## Available data

----

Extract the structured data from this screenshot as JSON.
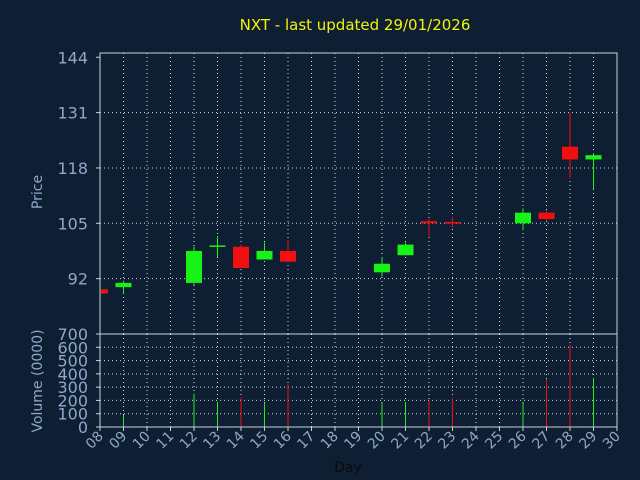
{
  "chart_data": {
    "type": "candlestick",
    "title": "NXT - last updated 29/01/2026",
    "xlabel": "Day",
    "colors": {
      "background": "#0f1f33",
      "title": "#f3f30a",
      "axis_text": "#8fa8c8",
      "xlabel": "#0a0a0a",
      "frame": "#c8d2dc",
      "grid": "#d0d8e0",
      "up": "#17f317",
      "down": "#f30f0f"
    },
    "x_ticks": [
      "08",
      "09",
      "10",
      "11",
      "12",
      "13",
      "14",
      "15",
      "16",
      "17",
      "18",
      "19",
      "20",
      "21",
      "22",
      "23",
      "24",
      "25",
      "26",
      "27",
      "28",
      "29",
      "30"
    ],
    "price_panel": {
      "ylabel": "Price",
      "ylim": [
        79,
        145
      ],
      "y_ticks": [
        92,
        105,
        118,
        131,
        144
      ],
      "grid": true,
      "candles": [
        {
          "day": 8,
          "open": 89.5,
          "close": 88.5,
          "high": 89.5,
          "low": 88.5
        },
        {
          "day": 9,
          "open": 90.0,
          "close": 91.0,
          "high": 91.5,
          "low": 88.5
        },
        {
          "day": 12,
          "open": 91.0,
          "close": 98.5,
          "high": 99.5,
          "low": 90.5
        },
        {
          "day": 13,
          "open": 99.5,
          "close": 99.8,
          "high": 102.0,
          "low": 97.0
        },
        {
          "day": 14,
          "open": 99.5,
          "close": 94.5,
          "high": 100.0,
          "low": 94.5
        },
        {
          "day": 15,
          "open": 96.5,
          "close": 98.5,
          "high": 100.5,
          "low": 96.5
        },
        {
          "day": 16,
          "open": 98.5,
          "close": 96.0,
          "high": 101.0,
          "low": 96.0
        },
        {
          "day": 20,
          "open": 93.5,
          "close": 95.5,
          "high": 97.0,
          "low": 92.5
        },
        {
          "day": 21,
          "open": 97.5,
          "close": 100.0,
          "high": 100.5,
          "low": 97.5
        },
        {
          "day": 22,
          "open": 105.5,
          "close": 105.0,
          "high": 106.0,
          "low": 102.0
        },
        {
          "day": 23,
          "open": 105.3,
          "close": 105.0,
          "high": 106.5,
          "low": 104.0
        },
        {
          "day": 26,
          "open": 105.0,
          "close": 107.5,
          "high": 108.5,
          "low": 103.5
        },
        {
          "day": 27,
          "open": 107.5,
          "close": 106.0,
          "high": 108.0,
          "low": 105.5
        },
        {
          "day": 28,
          "open": 123.0,
          "close": 120.0,
          "high": 131.0,
          "low": 115.5
        },
        {
          "day": 29,
          "open": 120.0,
          "close": 121.0,
          "high": 121.5,
          "low": 113.0
        }
      ]
    },
    "volume_panel": {
      "ylabel": "Volume (0000)",
      "ylim": [
        0,
        700
      ],
      "y_ticks": [
        0,
        100,
        200,
        300,
        400,
        500,
        600,
        700
      ],
      "grid": true,
      "bars": [
        {
          "day": 9,
          "value": 90,
          "dir": "up"
        },
        {
          "day": 12,
          "value": 250,
          "dir": "up"
        },
        {
          "day": 13,
          "value": 190,
          "dir": "up"
        },
        {
          "day": 14,
          "value": 220,
          "dir": "down"
        },
        {
          "day": 15,
          "value": 180,
          "dir": "up"
        },
        {
          "day": 16,
          "value": 320,
          "dir": "down"
        },
        {
          "day": 20,
          "value": 180,
          "dir": "up"
        },
        {
          "day": 21,
          "value": 190,
          "dir": "up"
        },
        {
          "day": 22,
          "value": 200,
          "dir": "down"
        },
        {
          "day": 23,
          "value": 220,
          "dir": "down"
        },
        {
          "day": 26,
          "value": 180,
          "dir": "up"
        },
        {
          "day": 27,
          "value": 360,
          "dir": "down"
        },
        {
          "day": 28,
          "value": 620,
          "dir": "down"
        },
        {
          "day": 29,
          "value": 370,
          "dir": "up"
        }
      ]
    }
  }
}
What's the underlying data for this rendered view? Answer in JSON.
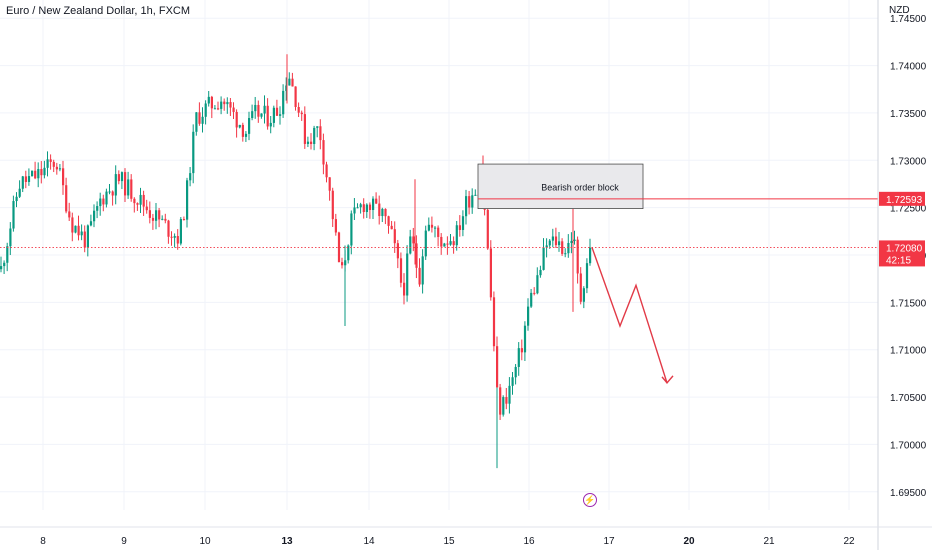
{
  "header": {
    "symbol_title": "Euro / New Zealand Dollar, 1h, FXCM",
    "currency": "NZD"
  },
  "price_axis": {
    "ticks": [
      "1.74500",
      "1.74000",
      "1.73500",
      "1.73000",
      "1.72500",
      "1.72000",
      "1.71500",
      "1.71000",
      "1.70500",
      "1.70000",
      "1.69500"
    ]
  },
  "time_axis": {
    "ticks": [
      {
        "label": "8",
        "bold": false
      },
      {
        "label": "9",
        "bold": false
      },
      {
        "label": "10",
        "bold": false
      },
      {
        "label": "13",
        "bold": true
      },
      {
        "label": "14",
        "bold": false
      },
      {
        "label": "15",
        "bold": false
      },
      {
        "label": "16",
        "bold": false
      },
      {
        "label": "17",
        "bold": false
      },
      {
        "label": "20",
        "bold": true
      },
      {
        "label": "21",
        "bold": false
      },
      {
        "label": "22",
        "bold": false
      }
    ]
  },
  "price_tags": {
    "level": "1.72593",
    "current": "1.72080",
    "countdown": "42:15"
  },
  "annotation": {
    "order_block_label": "Bearish order block"
  },
  "icons": {
    "flash": "lightning-icon",
    "flash_glyph": "⚡"
  },
  "colors": {
    "up": "#089981",
    "down": "#f23645",
    "tag": "#f23645",
    "order_block_fill": "#e9e9ec",
    "arrow": "#e23a47"
  },
  "chart_data": {
    "type": "candlestick",
    "title": "Euro / New Zealand Dollar, 1h, FXCM",
    "ylabel": "NZD",
    "ylim": [
      1.6935,
      1.7465
    ],
    "x_labels": [
      "8",
      "9",
      "10",
      "13",
      "14",
      "15",
      "16",
      "17",
      "20",
      "21",
      "22"
    ],
    "horizontal_level": 1.72593,
    "current_price": 1.7208,
    "order_block": {
      "label": "Bearish order block",
      "top": 1.7296,
      "bottom": 1.7249
    },
    "projection_path": [
      1.7208,
      1.7125,
      1.7168,
      1.7065
    ],
    "anchors": [
      {
        "t": 0,
        "p": 1.7185
      },
      {
        "t": 18,
        "p": 1.7275
      },
      {
        "t": 38,
        "p": 1.7285
      },
      {
        "t": 55,
        "p": 1.73
      },
      {
        "t": 70,
        "p": 1.7235
      },
      {
        "t": 85,
        "p": 1.7215
      },
      {
        "t": 100,
        "p": 1.726
      },
      {
        "t": 118,
        "p": 1.728
      },
      {
        "t": 135,
        "p": 1.7262
      },
      {
        "t": 150,
        "p": 1.7245
      },
      {
        "t": 165,
        "p": 1.723
      },
      {
        "t": 178,
        "p": 1.7218
      },
      {
        "t": 185,
        "p": 1.726
      },
      {
        "t": 195,
        "p": 1.7345
      },
      {
        "t": 205,
        "p": 1.7355
      },
      {
        "t": 220,
        "p": 1.7365
      },
      {
        "t": 235,
        "p": 1.7345
      },
      {
        "t": 245,
        "p": 1.733
      },
      {
        "t": 255,
        "p": 1.735
      },
      {
        "t": 268,
        "p": 1.7345
      },
      {
        "t": 278,
        "p": 1.7355
      },
      {
        "t": 287,
        "p": 1.7395
      },
      {
        "t": 295,
        "p": 1.7365
      },
      {
        "t": 305,
        "p": 1.732
      },
      {
        "t": 318,
        "p": 1.7335
      },
      {
        "t": 330,
        "p": 1.7255
      },
      {
        "t": 340,
        "p": 1.7175
      },
      {
        "t": 350,
        "p": 1.7235
      },
      {
        "t": 362,
        "p": 1.7255
      },
      {
        "t": 380,
        "p": 1.7245
      },
      {
        "t": 392,
        "p": 1.7215
      },
      {
        "t": 402,
        "p": 1.716
      },
      {
        "t": 410,
        "p": 1.722
      },
      {
        "t": 418,
        "p": 1.7175
      },
      {
        "t": 425,
        "p": 1.7235
      },
      {
        "t": 440,
        "p": 1.7215
      },
      {
        "t": 455,
        "p": 1.722
      },
      {
        "t": 465,
        "p": 1.7255
      },
      {
        "t": 472,
        "p": 1.7268
      },
      {
        "t": 482,
        "p": 1.7275
      },
      {
        "t": 487,
        "p": 1.72
      },
      {
        "t": 492,
        "p": 1.712
      },
      {
        "t": 497,
        "p": 1.7035
      },
      {
        "t": 503,
        "p": 1.7045
      },
      {
        "t": 512,
        "p": 1.707
      },
      {
        "t": 520,
        "p": 1.71
      },
      {
        "t": 528,
        "p": 1.715
      },
      {
        "t": 538,
        "p": 1.718
      },
      {
        "t": 545,
        "p": 1.721
      },
      {
        "t": 555,
        "p": 1.7215
      },
      {
        "t": 565,
        "p": 1.7205
      },
      {
        "t": 572,
        "p": 1.7225
      },
      {
        "t": 579,
        "p": 1.715
      },
      {
        "t": 586,
        "p": 1.7195
      },
      {
        "t": 590,
        "p": 1.7208
      }
    ]
  }
}
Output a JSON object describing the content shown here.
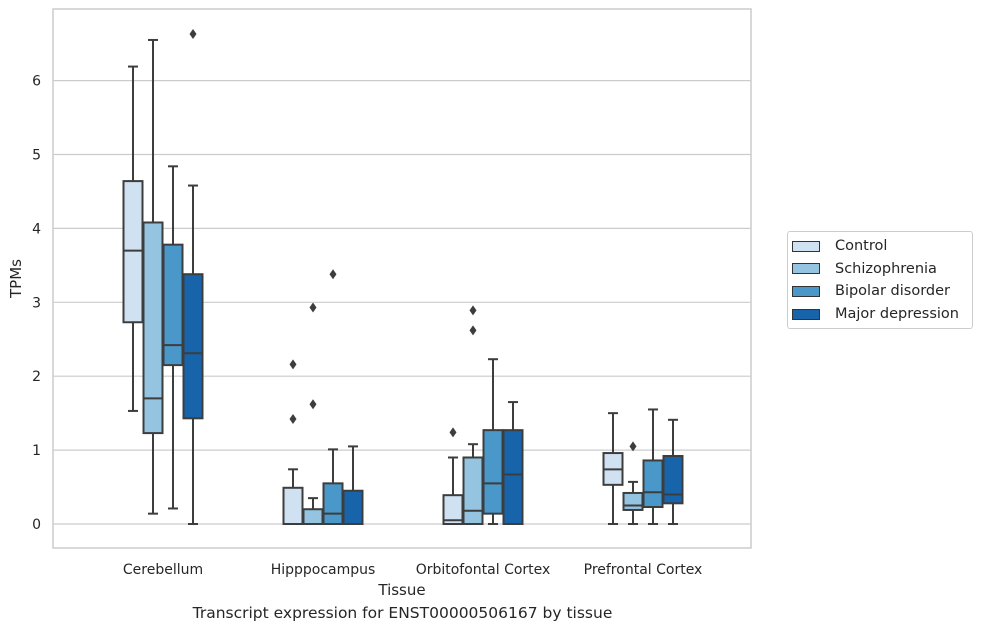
{
  "chart_data": {
    "type": "box",
    "title": "",
    "caption": "Transcript expression for ENST00000506167 by tissue",
    "xlabel": "Tissue",
    "ylabel": "TPMs",
    "ylim": [
      -0.32,
      6.97
    ],
    "yticks": [
      0,
      1,
      2,
      3,
      4,
      5,
      6
    ],
    "grid": true,
    "legend_position": "right",
    "categories": [
      "Cerebellum",
      "Hipppocampus",
      "Orbitofontal Cortex",
      "Prefrontal Cortex"
    ],
    "series": [
      {
        "name": "Control",
        "color": "#d0e1f2",
        "boxes": [
          {
            "whislo": 1.53,
            "q1": 2.73,
            "med": 3.7,
            "q3": 4.64,
            "whishi": 6.19,
            "fliers": []
          },
          {
            "whislo": 0.0,
            "q1": 0.0,
            "med": 0.0,
            "q3": 0.49,
            "whishi": 0.74,
            "fliers": [
              1.42,
              2.16
            ]
          },
          {
            "whislo": 0.0,
            "q1": 0.0,
            "med": 0.05,
            "q3": 0.39,
            "whishi": 0.9,
            "fliers": [
              1.24
            ]
          },
          {
            "whislo": 0.0,
            "q1": 0.53,
            "med": 0.74,
            "q3": 0.96,
            "whishi": 1.5,
            "fliers": []
          }
        ]
      },
      {
        "name": "Schizophrenia",
        "color": "#94c4df",
        "boxes": [
          {
            "whislo": 0.14,
            "q1": 1.23,
            "med": 1.7,
            "q3": 4.08,
            "whishi": 6.55,
            "fliers": []
          },
          {
            "whislo": 0.0,
            "q1": 0.0,
            "med": 0.0,
            "q3": 0.2,
            "whishi": 0.35,
            "fliers": [
              1.62,
              2.93
            ]
          },
          {
            "whislo": 0.0,
            "q1": 0.0,
            "med": 0.18,
            "q3": 0.9,
            "whishi": 1.08,
            "fliers": [
              2.62,
              2.89
            ]
          },
          {
            "whislo": 0.0,
            "q1": 0.19,
            "med": 0.25,
            "q3": 0.42,
            "whishi": 0.57,
            "fliers": [
              1.05
            ]
          }
        ]
      },
      {
        "name": "Bipolar disorder",
        "color": "#4a98c9",
        "boxes": [
          {
            "whislo": 0.21,
            "q1": 2.15,
            "med": 2.42,
            "q3": 3.78,
            "whishi": 4.84,
            "fliers": []
          },
          {
            "whislo": 0.0,
            "q1": 0.0,
            "med": 0.14,
            "q3": 0.55,
            "whishi": 1.01,
            "fliers": [
              3.38
            ]
          },
          {
            "whislo": 0.0,
            "q1": 0.14,
            "med": 0.55,
            "q3": 1.27,
            "whishi": 2.23,
            "fliers": []
          },
          {
            "whislo": 0.0,
            "q1": 0.23,
            "med": 0.43,
            "q3": 0.86,
            "whishi": 1.55,
            "fliers": []
          }
        ]
      },
      {
        "name": "Major depression",
        "color": "#1764ab",
        "boxes": [
          {
            "whislo": 0.0,
            "q1": 1.43,
            "med": 2.31,
            "q3": 3.38,
            "whishi": 4.58,
            "fliers": [
              6.63
            ]
          },
          {
            "whislo": 0.0,
            "q1": 0.0,
            "med": 0.0,
            "q3": 0.45,
            "whishi": 1.05,
            "fliers": []
          },
          {
            "whislo": 0.0,
            "q1": 0.0,
            "med": 0.67,
            "q3": 1.27,
            "whishi": 1.65,
            "fliers": []
          },
          {
            "whislo": 0.0,
            "q1": 0.28,
            "med": 0.4,
            "q3": 0.92,
            "whishi": 1.41,
            "fliers": []
          }
        ]
      }
    ]
  }
}
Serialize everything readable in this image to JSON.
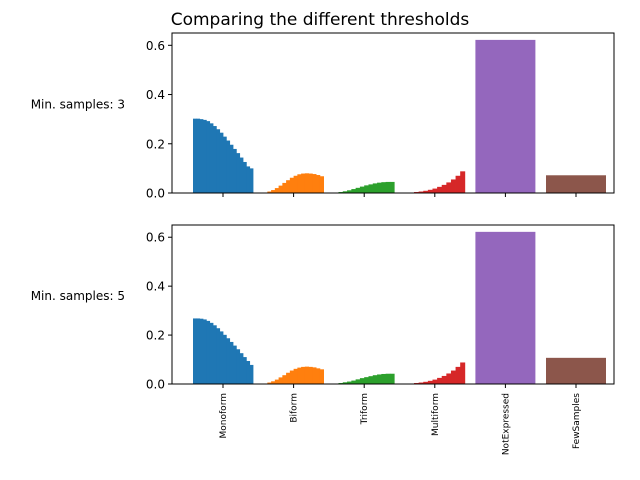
{
  "chart_data": {
    "type": "bar",
    "title": "Comparing the different thresholds",
    "categories": [
      "Monoform",
      "Biform",
      "Triform",
      "Multiform",
      "NotExpressed",
      "FewSamples"
    ],
    "colors": [
      "#1f77b4",
      "#ff7f0e",
      "#2ca02c",
      "#d62728",
      "#9467bd",
      "#8c564b"
    ],
    "ylim": [
      0,
      0.65
    ],
    "yticks": [
      "0.0",
      "0.2",
      "0.4",
      "0.6"
    ],
    "panels": [
      {
        "label": "Min. samples: 3",
        "series": [
          {
            "name": "Monoform",
            "values": [
              0.302,
              0.302,
              0.3,
              0.297,
              0.292,
              0.283,
              0.272,
              0.259,
              0.245,
              0.229,
              0.213,
              0.196,
              0.179,
              0.162,
              0.144,
              0.126,
              0.108,
              0.1
            ]
          },
          {
            "name": "Biform",
            "values": [
              0.002,
              0.006,
              0.012,
              0.02,
              0.03,
              0.041,
              0.052,
              0.062,
              0.07,
              0.076,
              0.079,
              0.08,
              0.079,
              0.077,
              0.073,
              0.068
            ]
          },
          {
            "name": "Triform",
            "values": [
              0.002,
              0.004,
              0.007,
              0.011,
              0.016,
              0.021,
              0.026,
              0.031,
              0.035,
              0.039,
              0.042,
              0.044,
              0.045,
              0.045
            ]
          },
          {
            "name": "Multiform",
            "values": [
              0.001,
              0.002,
              0.004,
              0.006,
              0.009,
              0.013,
              0.018,
              0.025,
              0.033,
              0.043,
              0.055,
              0.07,
              0.088
            ]
          },
          {
            "name": "NotExpressed",
            "values": [
              0.622
            ]
          },
          {
            "name": "FewSamples",
            "values": [
              0.072
            ]
          }
        ]
      },
      {
        "label": "Min. samples: 5",
        "series": [
          {
            "name": "Monoform",
            "values": [
              0.268,
              0.268,
              0.267,
              0.264,
              0.258,
              0.25,
              0.24,
              0.228,
              0.215,
              0.201,
              0.187,
              0.172,
              0.157,
              0.142,
              0.126,
              0.11,
              0.094,
              0.078
            ]
          },
          {
            "name": "Biform",
            "values": [
              0.002,
              0.006,
              0.011,
              0.018,
              0.027,
              0.036,
              0.046,
              0.055,
              0.062,
              0.067,
              0.07,
              0.071,
              0.07,
              0.068,
              0.064,
              0.06
            ]
          },
          {
            "name": "Triform",
            "values": [
              0.002,
              0.004,
              0.007,
              0.01,
              0.014,
              0.019,
              0.024,
              0.028,
              0.032,
              0.036,
              0.039,
              0.041,
              0.042,
              0.042
            ]
          },
          {
            "name": "Multiform",
            "values": [
              0.001,
              0.002,
              0.004,
              0.006,
              0.009,
              0.013,
              0.018,
              0.025,
              0.033,
              0.043,
              0.055,
              0.07,
              0.088
            ]
          },
          {
            "name": "NotExpressed",
            "values": [
              0.622
            ]
          },
          {
            "name": "FewSamples",
            "values": [
              0.107
            ]
          }
        ]
      }
    ]
  }
}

----

## Task requirements
Every line of the listing that holds "xlabel" is to be counted; give only the resulting number.

## Solution
3